Below is the data. Give it again, complete and exact.
>> start
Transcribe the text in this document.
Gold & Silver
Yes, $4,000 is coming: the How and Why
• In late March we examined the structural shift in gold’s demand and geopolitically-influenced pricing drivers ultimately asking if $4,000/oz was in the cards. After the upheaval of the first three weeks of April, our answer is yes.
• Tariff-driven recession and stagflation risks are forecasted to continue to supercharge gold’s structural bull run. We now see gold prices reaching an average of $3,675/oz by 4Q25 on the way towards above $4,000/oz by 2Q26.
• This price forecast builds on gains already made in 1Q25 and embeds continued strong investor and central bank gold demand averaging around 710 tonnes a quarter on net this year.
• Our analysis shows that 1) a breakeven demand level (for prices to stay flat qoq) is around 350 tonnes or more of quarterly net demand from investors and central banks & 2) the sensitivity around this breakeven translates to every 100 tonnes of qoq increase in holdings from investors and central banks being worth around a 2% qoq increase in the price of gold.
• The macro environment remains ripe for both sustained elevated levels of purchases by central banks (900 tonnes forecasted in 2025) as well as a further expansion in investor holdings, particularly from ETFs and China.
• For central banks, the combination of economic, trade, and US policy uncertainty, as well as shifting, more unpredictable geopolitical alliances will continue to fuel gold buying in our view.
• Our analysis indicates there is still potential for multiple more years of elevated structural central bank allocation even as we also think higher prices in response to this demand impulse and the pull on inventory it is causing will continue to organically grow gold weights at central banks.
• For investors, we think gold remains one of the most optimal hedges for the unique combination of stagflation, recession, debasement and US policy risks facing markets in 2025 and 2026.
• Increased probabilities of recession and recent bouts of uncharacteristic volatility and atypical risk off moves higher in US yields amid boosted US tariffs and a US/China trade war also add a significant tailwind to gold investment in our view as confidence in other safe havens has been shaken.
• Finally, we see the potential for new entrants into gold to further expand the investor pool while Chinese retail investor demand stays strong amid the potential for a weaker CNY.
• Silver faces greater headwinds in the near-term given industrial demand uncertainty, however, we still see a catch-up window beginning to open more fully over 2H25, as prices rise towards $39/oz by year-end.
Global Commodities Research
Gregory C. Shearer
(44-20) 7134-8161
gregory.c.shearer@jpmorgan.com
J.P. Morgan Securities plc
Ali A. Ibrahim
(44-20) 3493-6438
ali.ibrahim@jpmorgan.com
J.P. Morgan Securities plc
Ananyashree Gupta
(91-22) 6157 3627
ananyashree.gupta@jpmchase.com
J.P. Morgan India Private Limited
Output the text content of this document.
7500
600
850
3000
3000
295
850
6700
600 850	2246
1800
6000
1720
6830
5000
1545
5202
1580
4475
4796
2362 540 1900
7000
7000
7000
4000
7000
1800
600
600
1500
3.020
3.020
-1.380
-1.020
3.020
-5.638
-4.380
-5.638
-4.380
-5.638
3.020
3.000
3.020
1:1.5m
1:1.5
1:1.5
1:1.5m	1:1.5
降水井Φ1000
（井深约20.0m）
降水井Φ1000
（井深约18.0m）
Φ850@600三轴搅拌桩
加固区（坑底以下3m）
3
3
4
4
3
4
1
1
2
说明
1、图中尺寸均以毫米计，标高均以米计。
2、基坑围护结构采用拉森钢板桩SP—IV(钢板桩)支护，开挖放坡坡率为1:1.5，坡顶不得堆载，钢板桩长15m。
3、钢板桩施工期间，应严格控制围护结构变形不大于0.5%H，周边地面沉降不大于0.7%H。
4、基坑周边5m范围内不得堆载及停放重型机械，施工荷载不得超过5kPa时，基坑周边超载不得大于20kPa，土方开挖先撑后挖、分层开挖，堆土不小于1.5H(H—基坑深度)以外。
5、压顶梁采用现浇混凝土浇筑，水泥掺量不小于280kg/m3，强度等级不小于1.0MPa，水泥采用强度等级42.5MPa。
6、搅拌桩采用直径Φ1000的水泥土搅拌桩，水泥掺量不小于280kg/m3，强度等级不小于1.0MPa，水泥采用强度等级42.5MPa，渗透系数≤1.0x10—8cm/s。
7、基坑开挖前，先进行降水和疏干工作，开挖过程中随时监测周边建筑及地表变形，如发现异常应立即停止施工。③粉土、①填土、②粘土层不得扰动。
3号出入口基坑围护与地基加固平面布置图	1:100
>> end
WRITTEN SOLUTION
Transcribe the text in this document.
Gold & Silver
Yes, $4,000 is coming: the How and Why
• In late March we examined the structural shift in gold’s demand and geopolitically-influenced pricing drivers ultimately asking if $4,000/oz was in the cards. After the upheaval of the first three weeks of April, our answer is yes.
• Tariff-driven recession and stagflation risks are forecasted to continue to supercharge gold’s structural bull run. We now see gold prices reaching an average of $3,675/oz by 4Q25 on the way towards above $4,000/oz by 2Q26.
• This price forecast builds on gains already made in 1Q25 and embeds continued strong investor and central bank gold demand averaging around 710 tonnes a quarter on net this year.
• Our analysis shows that 1) a breakeven demand level (for prices to stay flat qoq) is around 350 tonnes or more of quarterly net demand from investors and central banks & 2) the sensitivity around this breakeven translates to every 100 tonnes of qoq increase in holdings from investors and central banks being worth around a 2% qoq increase in the price of gold.
• The macro environment remains ripe for both sustained elevated levels of purchases by central banks (900 tonnes forecasted in 2025) as well as a further expansion in investor holdings, particularly from ETFs and China.
• For central banks, the combination of economic, trade, and US policy uncertainty, as well as shifting, more unpredictable geopolitical alliances will continue to fuel gold buying in our view.
• Our analysis indicates there is still potential for multiple more years of elevated structural central bank allocation even as we also think higher prices in response to this demand impulse and the pull on inventory it is causing will continue to organically grow gold weights at central banks.
• For investors, we think gold remains one of the most optimal hedges for the unique combination of stagflation, recession, debasement and US policy risks facing markets in 2025 and 2026.
• Increased probabilities of recession and recent bouts of uncharacteristic volatility and atypical risk off moves higher in US yields amid boosted US tariffs and a US/China trade war also add a significant tailwind to gold investment in our view as confidence in other safe havens has been shaken.
• Finally, we see the potential for new entrants into gold to further expand the investor pool while Chinese retail investor demand stays strong amid the potential for a weaker CNY.
• Silver faces greater headwinds in the near-term given industrial demand uncertainty, however, we still see a catch-up window beginning to open more fully over 2H25, as prices rise towards $39/oz by year-end.
Global Commodities Research
Gregory C. Shearer
(44-20) 7134-8161
gregory.c.shearer@jpmorgan.com
J.P. Morgan Securities plc
Ali A. Ibrahim
(44-20) 3493-6438
ali.ibrahim@jpmorgan.com
J.P. Morgan Securities plc
Ananyashree Gupta
(91-22) 6157 3627
ananyashree.gupta@jpmchase.com
J.P. Morgan India Private Limited
Output the text content of this document.
7500
600
850
3000
3000
295
850
6700
600 850	2246
1800
6000
1720
6830
5000
1545
5202
1580
4475
4796
2362 540 1900
7000
7000
7000
4000
7000
1800
600
600
1500
3.020
3.020
-1.380
-1.020
3.020
-5.638
-4.380
-5.638
-4.380
-5.638
3.020
3.000
3.020
1:1.5m
1:1.5
1:1.5
1:1.5m	1:1.5
降水井Φ1000
（井深约20.0m）
降水井Φ1000
（井深约18.0m）
Φ850@600三轴搅拌桩
加固区（坑底以下3m）
3
3
4
4
3
4
1
1
2
说明
1、图中尺寸均以毫米计，标高均以米计。
2、基坑围护结构采用拉森钢板桩SP—IV(钢板桩)支护，开挖放坡坡率为1:1.5，坡顶不得堆载，钢板桩长15m。
3、钢板桩施工期间，应严格控制围护结构变形不大于0.5%H，周边地面沉降不大于0.7%H。
4、基坑周边5m范围内不得堆载及停放重型机械，施工荷载不得超过5kPa时，基坑周边超载不得大于20kPa，土方开挖先撑后挖、分层开挖，堆土不小于1.5H(H—基坑深度)以外。
5、压顶梁采用现浇混凝土浇筑，水泥掺量不小于280kg/m3，强度等级不小于1.0MPa，水泥采用强度等级42.5MPa。
6、搅拌桩采用直径Φ1000的水泥土搅拌桩，水泥掺量不小于280kg/m3，强度等级不小于1.0MPa，水泥采用强度等级42.5MPa，渗透系数≤1.0x10—8cm/s。
7、基坑开挖前，先进行降水和疏干工作，开挖过程中随时监测周边建筑及地表变形，如发现异常应立即停止施工。③粉土、①填土、②粘土层不得扰动。
3号出入口基坑围护与地基加固平面布置图	1:100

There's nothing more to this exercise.